* YOUR TASK
All lines below must be repeated exactly, with the pictures omitted.
# EXERCISE DATA start
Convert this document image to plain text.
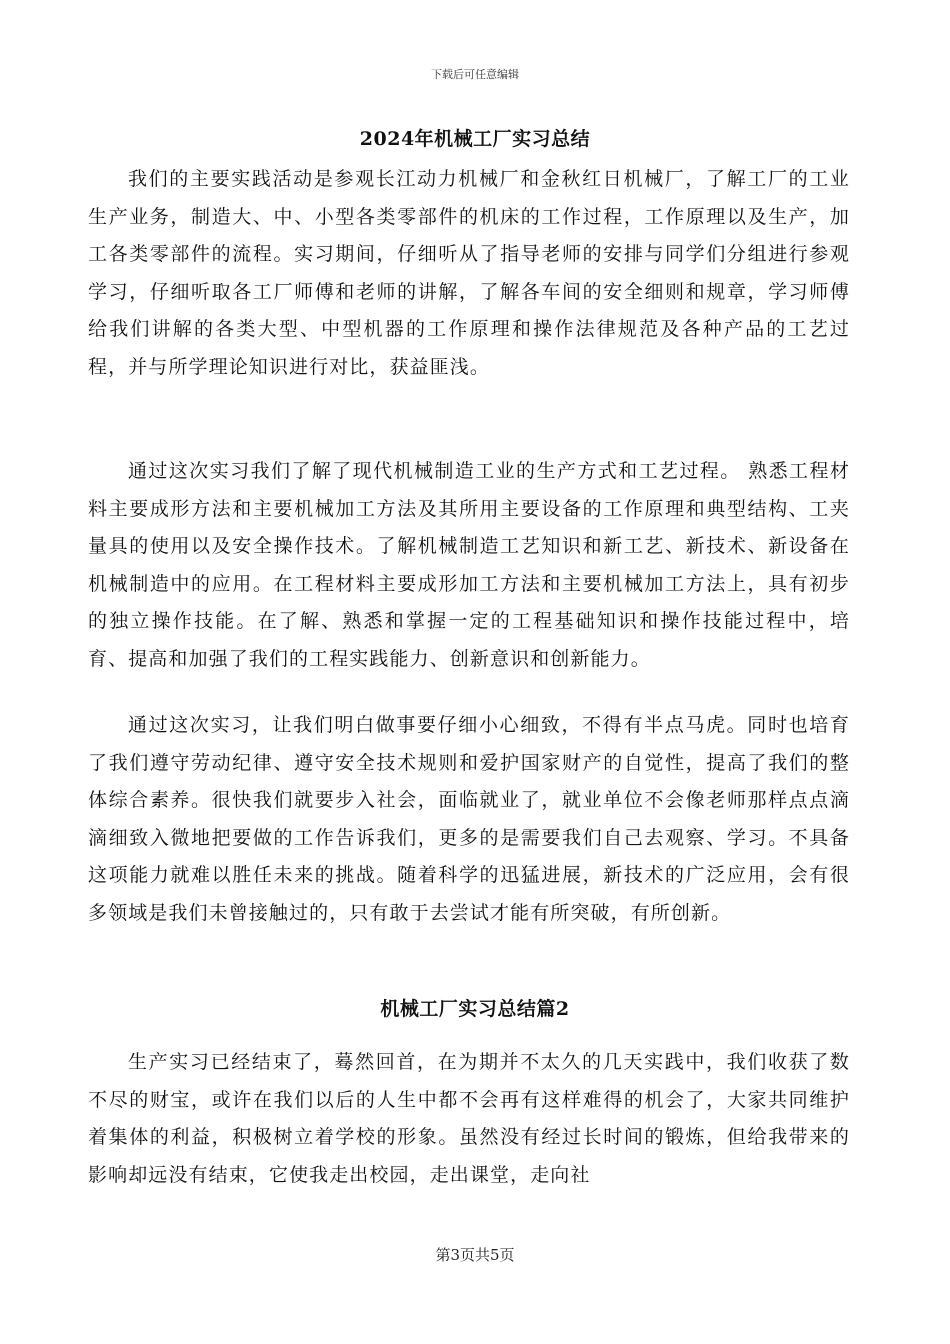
下载后可任意编辑
2024年机械工厂实习总结

我们的主要实践活动是参观长江动力机械厂和金秋红日机械厂，了解工厂的工业生产业务，制造大、中、小型各类零部件的机床的工作过程，工作原理以及生产，加工各类零部件的流程。实习期间，仔细听从了指导老师的安排与同学们分组进行参观学习，仔细听取各工厂师傅和老师的讲解，了解各车间的安全细则和规章，学习师傅给我们讲解的各类大型、中型机器的工作原理和操作法律规范及各种产品的工艺过程，并与所学理论知识进行对比，获益匪浅。

通过这次实习我们了解了现代机械制造工业的生产方式和工艺过程。 熟悉工程材料主要成形方法和主要机械加工方法及其所用主要设备的工作原理和典型结构、工夹量具的使用以及安全操作技术。了解机械制造工艺知识和新工艺、新技术、新设备在机械制造中的应用。在工程材料主要成形加工方法和主要机械加工方法上，具有初步的独立操作技能。在了解、熟悉和掌握一定的工程基础知识和操作技能过程中，培育、提高和加强了我们的工程实践能力、创新意识和创新能力。

通过这次实习，让我们明白做事要仔细小心细致，不得有半点马虎。同时也培育了我们遵守劳动纪律、遵守安全技术规则和爱护国家财产的自觉性，提高了我们的整体综合素养。很快我们就要步入社会，面临就业了，就业单位不会像老师那样点点滴滴细致入微地把要做的工作告诉我们，更多的是需要我们自己去观察、学习。不具备这项能力就难以胜任未来的挑战。随着科学的迅猛进展，新技术的广泛应用，会有很多领域是我们未曾接触过的，只有敢于去尝试才能有所突破，有所创新。

机械工厂实习总结篇2

生产实习已经结束了，蓦然回首，在为期并不太久的几天实践中，我们收获了数不尽的财宝，或许在我们以后的人生中都不会再有这样难得的机会了，大家共同维护着集体的利益，积极树立着学校的形象。虽然没有经过长时间的锻炼，但给我带来的影响却远没有结束，它使我走出校园，走出课堂，走向社

第3页共5页
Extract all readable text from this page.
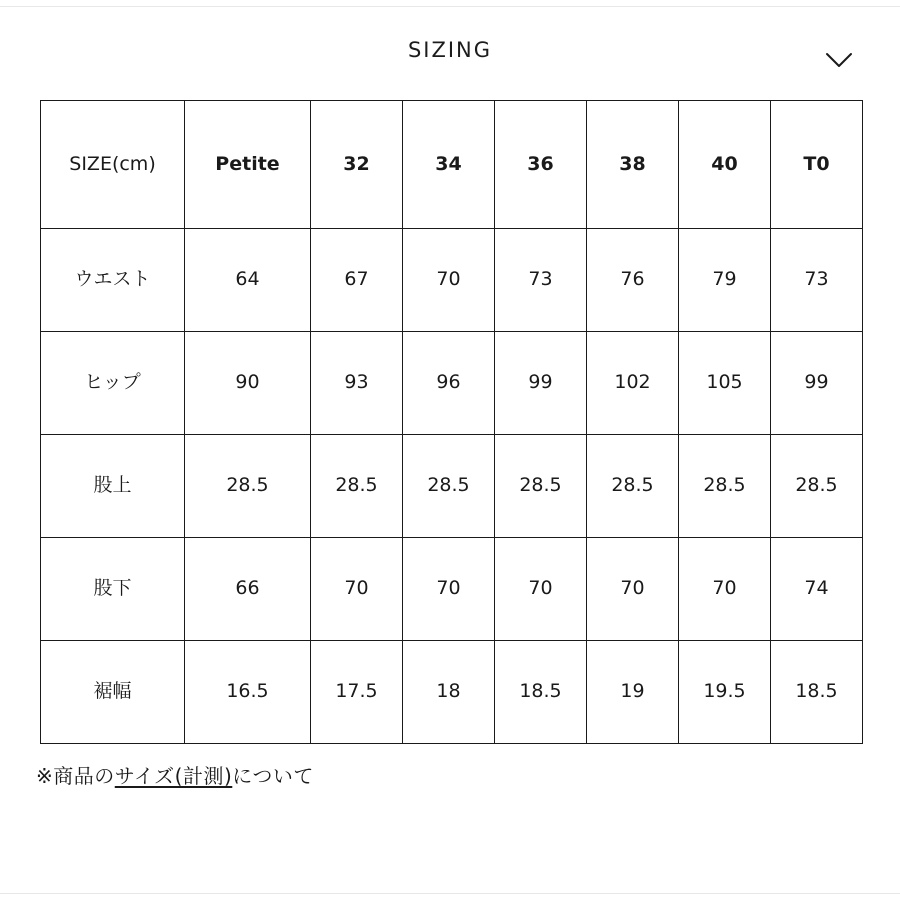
SIZING
SIZE(cm)	Petite	32	34	36	38	40	T0
ウエスト	64	67	70	73	76	79	73
ヒップ	90	93	96	99	102	105	99
股上	28.5	28.5	28.5	28.5	28.5	28.5	28.5
股下	66	70	70	70	70	70	74
裾幅	16.5	17.5	18	18.5	19	19.5	18.5
※商品のサイズ(計測)について
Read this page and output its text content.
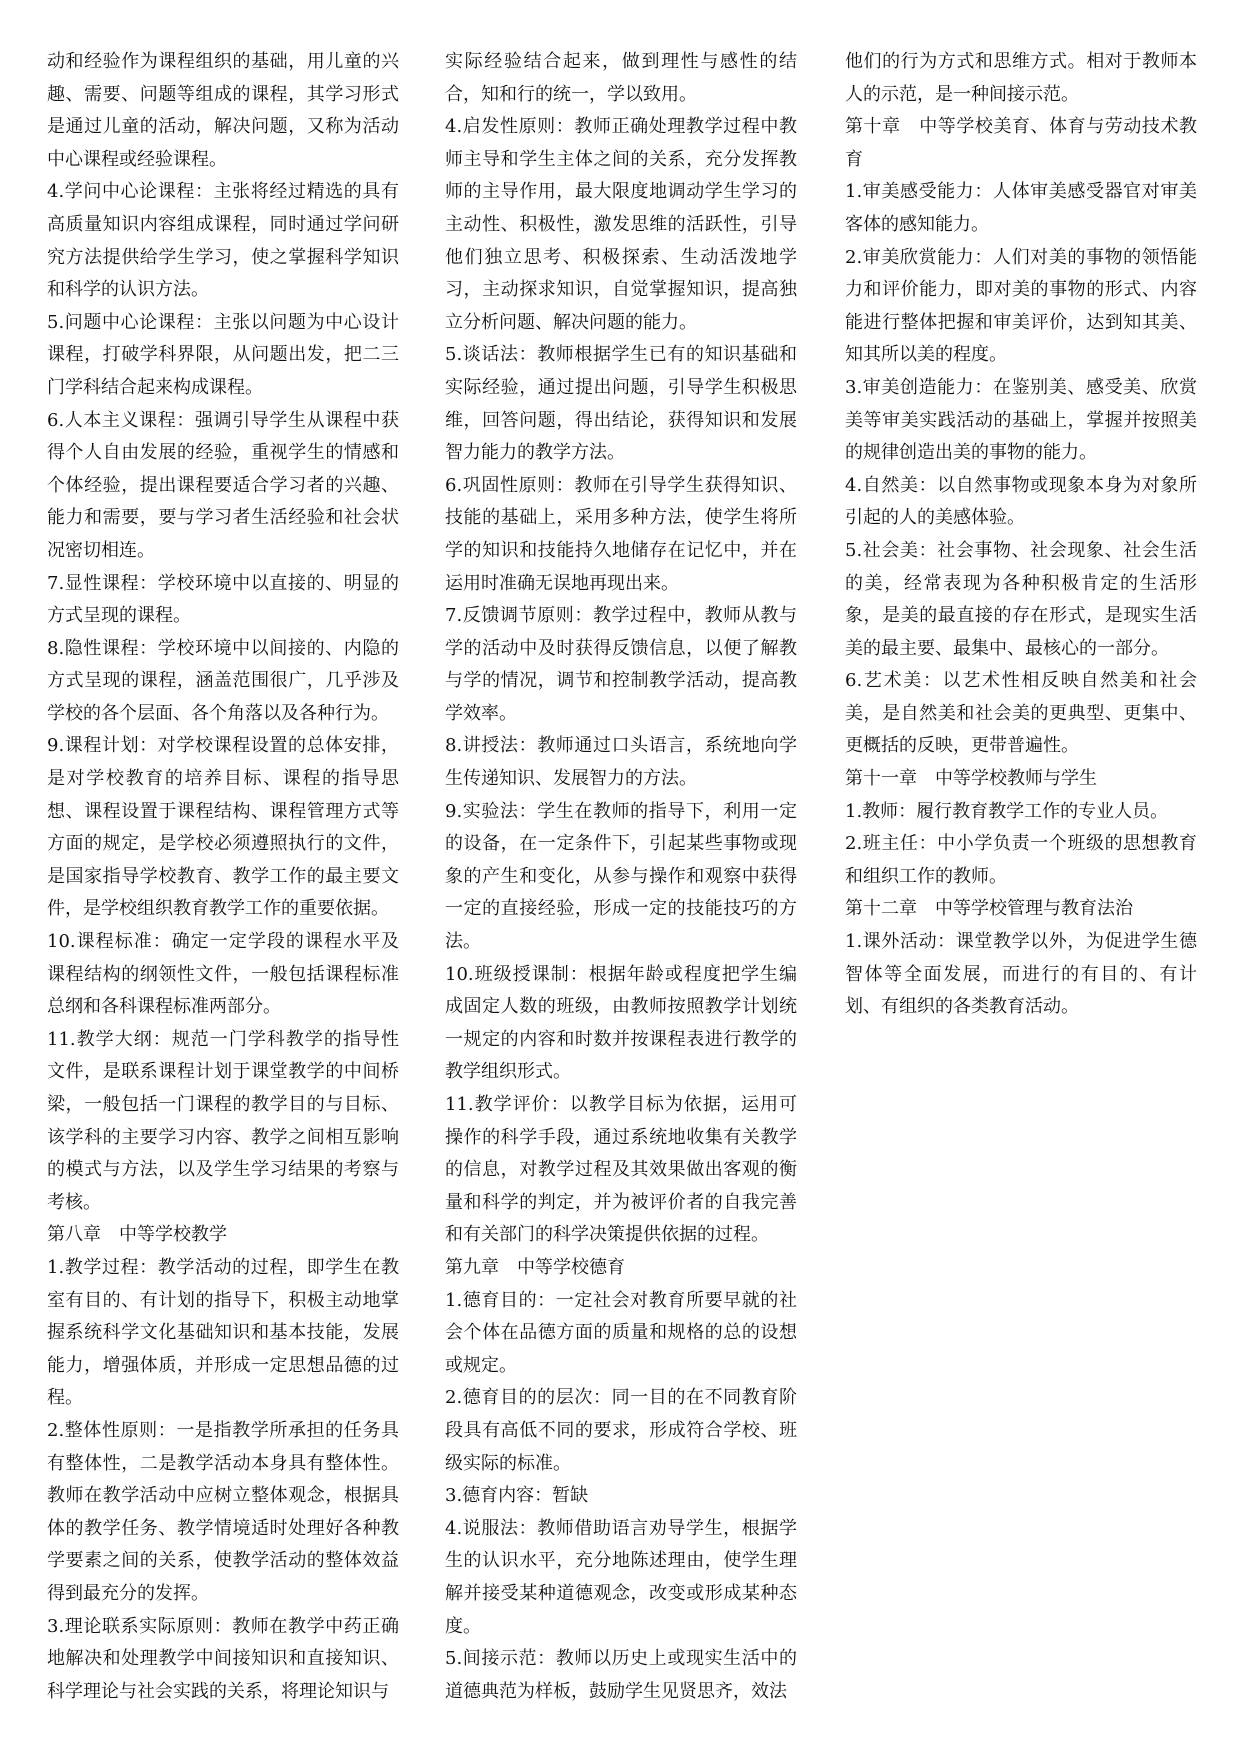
动和经验作为课程组织的基础，用儿童的兴趣、需要、问题等组成的课程，其学习形式是通过儿童的活动，解决问题，又称为活动中心课程或经验课程。

4.学问中心论课程：主张将经过精选的具有高质量知识内容组成课程，同时通过学问研究方法提供给学生学习，使之掌握科学知识和科学的认识方法。

5.问题中心论课程：主张以问题为中心设计课程，打破学科界限，从问题出发，把二三门学科结合起来构成课程。

6.人本主义课程：强调引导学生从课程中获得个人自由发展的经验，重视学生的情感和个体经验，提出课程要适合学习者的兴趣、能力和需要，要与学习者生活经验和社会状况密切相连。

7.显性课程：学校环境中以直接的、明显的方式呈现的课程。

8.隐性课程：学校环境中以间接的、内隐的方式呈现的课程，涵盖范围很广，几乎涉及学校的各个层面、各个角落以及各种行为。

9.课程计划：对学校课程设置的总体安排，是对学校教育的培养目标、课程的指导思想、课程设置于课程结构、课程管理方式等方面的规定，是学校必须遵照执行的文件，是国家指导学校教育、教学工作的最主要文件，是学校组织教育教学工作的重要依据。

10.课程标准：确定一定学段的课程水平及课程结构的纲领性文件，一般包括课程标准总纲和各科课程标准两部分。

11.教学大纲：规范一门学科教学的指导性文件，是联系课程计划于课堂教学的中间桥梁，一般包括一门课程的教学目的与目标、该学科的主要学习内容、教学之间相互影响的模式与方法，以及学生学习结果的考察与考核。

第八章　中等学校教学

1.教学过程：教学活动的过程，即学生在教室有目的、有计划的指导下，积极主动地掌握系统科学文化基础知识和基本技能，发展能力，增强体质，并形成一定思想品德的过程。

2.整体性原则：一是指教学所承担的任务具有整体性，二是教学活动本身具有整体性。教师在教学活动中应树立整体观念，根据具体的教学任务、教学情境适时处理好各种教学要素之间的关系，使教学活动的整体效益得到最充分的发挥。

3.理论联系实际原则：教师在教学中药正确地解决和处理教学中间接知识和直接知识、科学理论与社会实践的关系，将理论知识与

实际经验结合起来，做到理性与感性的结合，知和行的统一，学以致用。

4.启发性原则：教师正确处理教学过程中教师主导和学生主体之间的关系，充分发挥教师的主导作用，最大限度地调动学生学习的主动性、积极性，激发思维的活跃性，引导他们独立思考、积极探索、生动活泼地学习，主动探求知识，自觉掌握知识，提高独立分析问题、解决问题的能力。

5.谈话法：教师根据学生已有的知识基础和实际经验，通过提出问题，引导学生积极思维，回答问题，得出结论，获得知识和发展智力能力的教学方法。

6.巩固性原则：教师在引导学生获得知识、技能的基础上，采用多种方法，使学生将所学的知识和技能持久地储存在记忆中，并在运用时准确无误地再现出来。

7.反馈调节原则：教学过程中，教师从教与学的活动中及时获得反馈信息，以便了解教与学的情况，调节和控制教学活动，提高教学效率。

8.讲授法：教师通过口头语言，系统地向学生传递知识、发展智力的方法。

9.实验法：学生在教师的指导下，利用一定的设备，在一定条件下，引起某些事物或现象的产生和变化，从参与操作和观察中获得一定的直接经验，形成一定的技能技巧的方法。

10.班级授课制：根据年龄或程度把学生编成固定人数的班级，由教师按照教学计划统一规定的内容和时数并按课程表进行教学的教学组织形式。

11.教学评价：以教学目标为依据，运用可操作的科学手段，通过系统地收集有关教学的信息，对教学过程及其效果做出客观的衡量和科学的判定，并为被评价者的自我完善和有关部门的科学决策提供依据的过程。

第九章　中等学校德育

1.德育目的：一定社会对教育所要早就的社会个体在品德方面的质量和规格的总的设想或规定。

2.德育目的的层次：同一目的在不同教育阶段具有高低不同的要求，形成符合学校、班级实际的标准。

3.德育内容：暂缺

4.说服法：教师借助语言劝导学生，根据学生的认识水平，充分地陈述理由，使学生理解并接受某种道德观念，改变或形成某种态度。

5.间接示范：教师以历史上或现实生活中的道德典范为样板，鼓励学生见贤思齐，效法

他们的行为方式和思维方式。相对于教师本人的示范，是一种间接示范。

第十章　中等学校美育、体育与劳动技术教育

1.审美感受能力：人体审美感受器官对审美客体的感知能力。

2.审美欣赏能力：人们对美的事物的领悟能力和评价能力，即对美的事物的形式、内容能进行整体把握和审美评价，达到知其美、知其所以美的程度。

3.审美创造能力：在鉴别美、感受美、欣赏美等审美实践活动的基础上，掌握并按照美的规律创造出美的事物的能力。

4.自然美：以自然事物或现象本身为对象所引起的人的美感体验。

5.社会美：社会事物、社会现象、社会生活的美，经常表现为各种积极肯定的生活形象，是美的最直接的存在形式，是现实生活美的最主要、最集中、最核心的一部分。

6.艺术美：以艺术性相反映自然美和社会美，是自然美和社会美的更典型、更集中、更概括的反映，更带普遍性。

第十一章　中等学校教师与学生

1.教师：履行教育教学工作的专业人员。

2.班主任：中小学负责一个班级的思想教育和组织工作的教师。

第十二章　中等学校管理与教育法治

1.课外活动：课堂教学以外，为促进学生德智体等全面发展，而进行的有目的、有计划、有组织的各类教育活动。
# EXERCISE DATA end
* SOLUTION BELOW
Convert this document image to plain text.
下载后可任意编辑
2024年机械工厂实习总结

我们的主要实践活动是参观长江动力机械厂和金秋红日机械厂，了解工厂的工业生产业务，制造大、中、小型各类零部件的机床的工作过程，工作原理以及生产，加工各类零部件的流程。实习期间，仔细听从了指导老师的安排与同学们分组进行参观学习，仔细听取各工厂师傅和老师的讲解，了解各车间的安全细则和规章，学习师傅给我们讲解的各类大型、中型机器的工作原理和操作法律规范及各种产品的工艺过程，并与所学理论知识进行对比，获益匪浅。

通过这次实习我们了解了现代机械制造工业的生产方式和工艺过程。 熟悉工程材料主要成形方法和主要机械加工方法及其所用主要设备的工作原理和典型结构、工夹量具的使用以及安全操作技术。了解机械制造工艺知识和新工艺、新技术、新设备在机械制造中的应用。在工程材料主要成形加工方法和主要机械加工方法上，具有初步的独立操作技能。在了解、熟悉和掌握一定的工程基础知识和操作技能过程中，培育、提高和加强了我们的工程实践能力、创新意识和创新能力。

通过这次实习，让我们明白做事要仔细小心细致，不得有半点马虎。同时也培育了我们遵守劳动纪律、遵守安全技术规则和爱护国家财产的自觉性，提高了我们的整体综合素养。很快我们就要步入社会，面临就业了，就业单位不会像老师那样点点滴滴细致入微地把要做的工作告诉我们，更多的是需要我们自己去观察、学习。不具备这项能力就难以胜任未来的挑战。随着科学的迅猛进展，新技术的广泛应用，会有很多领域是我们未曾接触过的，只有敢于去尝试才能有所突破，有所创新。

机械工厂实习总结篇2

生产实习已经结束了，蓦然回首，在为期并不太久的几天实践中，我们收获了数不尽的财宝，或许在我们以后的人生中都不会再有这样难得的机会了，大家共同维护着集体的利益，积极树立着学校的形象。虽然没有经过长时间的锻炼，但给我带来的影响却远没有结束，它使我走出校园，走出课堂，走向社

第3页共5页
Extract all readable text from this page.
SIZING
SIZE(cm)	Petite	32	34	36	38	40	T0
ウエスト	64	67	70	73	76	79	73
ヒップ	90	93	96	99	102	105	99
股上	28.5	28.5	28.5	28.5	28.5	28.5	28.5
股下	66	70	70	70	70	70	74
裾幅	16.5	17.5	18	18.5	19	19.5	18.5
※商品のサイズ(計測)について
Read this page and output its text content.
动和经验作为课程组织的基础，用儿童的兴趣、需要、问题等组成的课程，其学习形式是通过儿童的活动，解决问题，又称为活动中心课程或经验课程。

4.学问中心论课程：主张将经过精选的具有高质量知识内容组成课程，同时通过学问研究方法提供给学生学习，使之掌握科学知识和科学的认识方法。

5.问题中心论课程：主张以问题为中心设计课程，打破学科界限，从问题出发，把二三门学科结合起来构成课程。

6.人本主义课程：强调引导学生从课程中获得个人自由发展的经验，重视学生的情感和个体经验，提出课程要适合学习者的兴趣、能力和需要，要与学习者生活经验和社会状况密切相连。

7.显性课程：学校环境中以直接的、明显的方式呈现的课程。

8.隐性课程：学校环境中以间接的、内隐的方式呈现的课程，涵盖范围很广，几乎涉及学校的各个层面、各个角落以及各种行为。

9.课程计划：对学校课程设置的总体安排，是对学校教育的培养目标、课程的指导思想、课程设置于课程结构、课程管理方式等方面的规定，是学校必须遵照执行的文件，是国家指导学校教育、教学工作的最主要文件，是学校组织教育教学工作的重要依据。

10.课程标准：确定一定学段的课程水平及课程结构的纲领性文件，一般包括课程标准总纲和各科课程标准两部分。

11.教学大纲：规范一门学科教学的指导性文件，是联系课程计划于课堂教学的中间桥梁，一般包括一门课程的教学目的与目标、该学科的主要学习内容、教学之间相互影响的模式与方法，以及学生学习结果的考察与考核。

第八章　中等学校教学

1.教学过程：教学活动的过程，即学生在教室有目的、有计划的指导下，积极主动地掌握系统科学文化基础知识和基本技能，发展能力，增强体质，并形成一定思想品德的过程。

2.整体性原则：一是指教学所承担的任务具有整体性，二是教学活动本身具有整体性。教师在教学活动中应树立整体观念，根据具体的教学任务、教学情境适时处理好各种教学要素之间的关系，使教学活动的整体效益得到最充分的发挥。

3.理论联系实际原则：教师在教学中药正确地解决和处理教学中间接知识和直接知识、科学理论与社会实践的关系，将理论知识与

实际经验结合起来，做到理性与感性的结合，知和行的统一，学以致用。

4.启发性原则：教师正确处理教学过程中教师主导和学生主体之间的关系，充分发挥教师的主导作用，最大限度地调动学生学习的主动性、积极性，激发思维的活跃性，引导他们独立思考、积极探索、生动活泼地学习，主动探求知识，自觉掌握知识，提高独立分析问题、解决问题的能力。

5.谈话法：教师根据学生已有的知识基础和实际经验，通过提出问题，引导学生积极思维，回答问题，得出结论，获得知识和发展智力能力的教学方法。

6.巩固性原则：教师在引导学生获得知识、技能的基础上，采用多种方法，使学生将所学的知识和技能持久地储存在记忆中，并在运用时准确无误地再现出来。

7.反馈调节原则：教学过程中，教师从教与学的活动中及时获得反馈信息，以便了解教与学的情况，调节和控制教学活动，提高教学效率。

8.讲授法：教师通过口头语言，系统地向学生传递知识、发展智力的方法。

9.实验法：学生在教师的指导下，利用一定的设备，在一定条件下，引起某些事物或现象的产生和变化，从参与操作和观察中获得一定的直接经验，形成一定的技能技巧的方法。

10.班级授课制：根据年龄或程度把学生编成固定人数的班级，由教师按照教学计划统一规定的内容和时数并按课程表进行教学的教学组织形式。

11.教学评价：以教学目标为依据，运用可操作的科学手段，通过系统地收集有关教学的信息，对教学过程及其效果做出客观的衡量和科学的判定，并为被评价者的自我完善和有关部门的科学决策提供依据的过程。

第九章　中等学校德育

1.德育目的：一定社会对教育所要早就的社会个体在品德方面的质量和规格的总的设想或规定。

2.德育目的的层次：同一目的在不同教育阶段具有高低不同的要求，形成符合学校、班级实际的标准。

3.德育内容：暂缺

4.说服法：教师借助语言劝导学生，根据学生的认识水平，充分地陈述理由，使学生理解并接受某种道德观念，改变或形成某种态度。

5.间接示范：教师以历史上或现实生活中的道德典范为样板，鼓励学生见贤思齐，效法

他们的行为方式和思维方式。相对于教师本人的示范，是一种间接示范。

第十章　中等学校美育、体育与劳动技术教育

1.审美感受能力：人体审美感受器官对审美客体的感知能力。

2.审美欣赏能力：人们对美的事物的领悟能力和评价能力，即对美的事物的形式、内容能进行整体把握和审美评价，达到知其美、知其所以美的程度。

3.审美创造能力：在鉴别美、感受美、欣赏美等审美实践活动的基础上，掌握并按照美的规律创造出美的事物的能力。

4.自然美：以自然事物或现象本身为对象所引起的人的美感体验。

5.社会美：社会事物、社会现象、社会生活的美，经常表现为各种积极肯定的生活形象，是美的最直接的存在形式，是现实生活美的最主要、最集中、最核心的一部分。

6.艺术美：以艺术性相反映自然美和社会美，是自然美和社会美的更典型、更集中、更概括的反映，更带普遍性。

第十一章　中等学校教师与学生

1.教师：履行教育教学工作的专业人员。

2.班主任：中小学负责一个班级的思想教育和组织工作的教师。

第十二章　中等学校管理与教育法治

1.课外活动：课堂教学以外，为促进学生德智体等全面发展，而进行的有目的、有计划、有组织的各类教育活动。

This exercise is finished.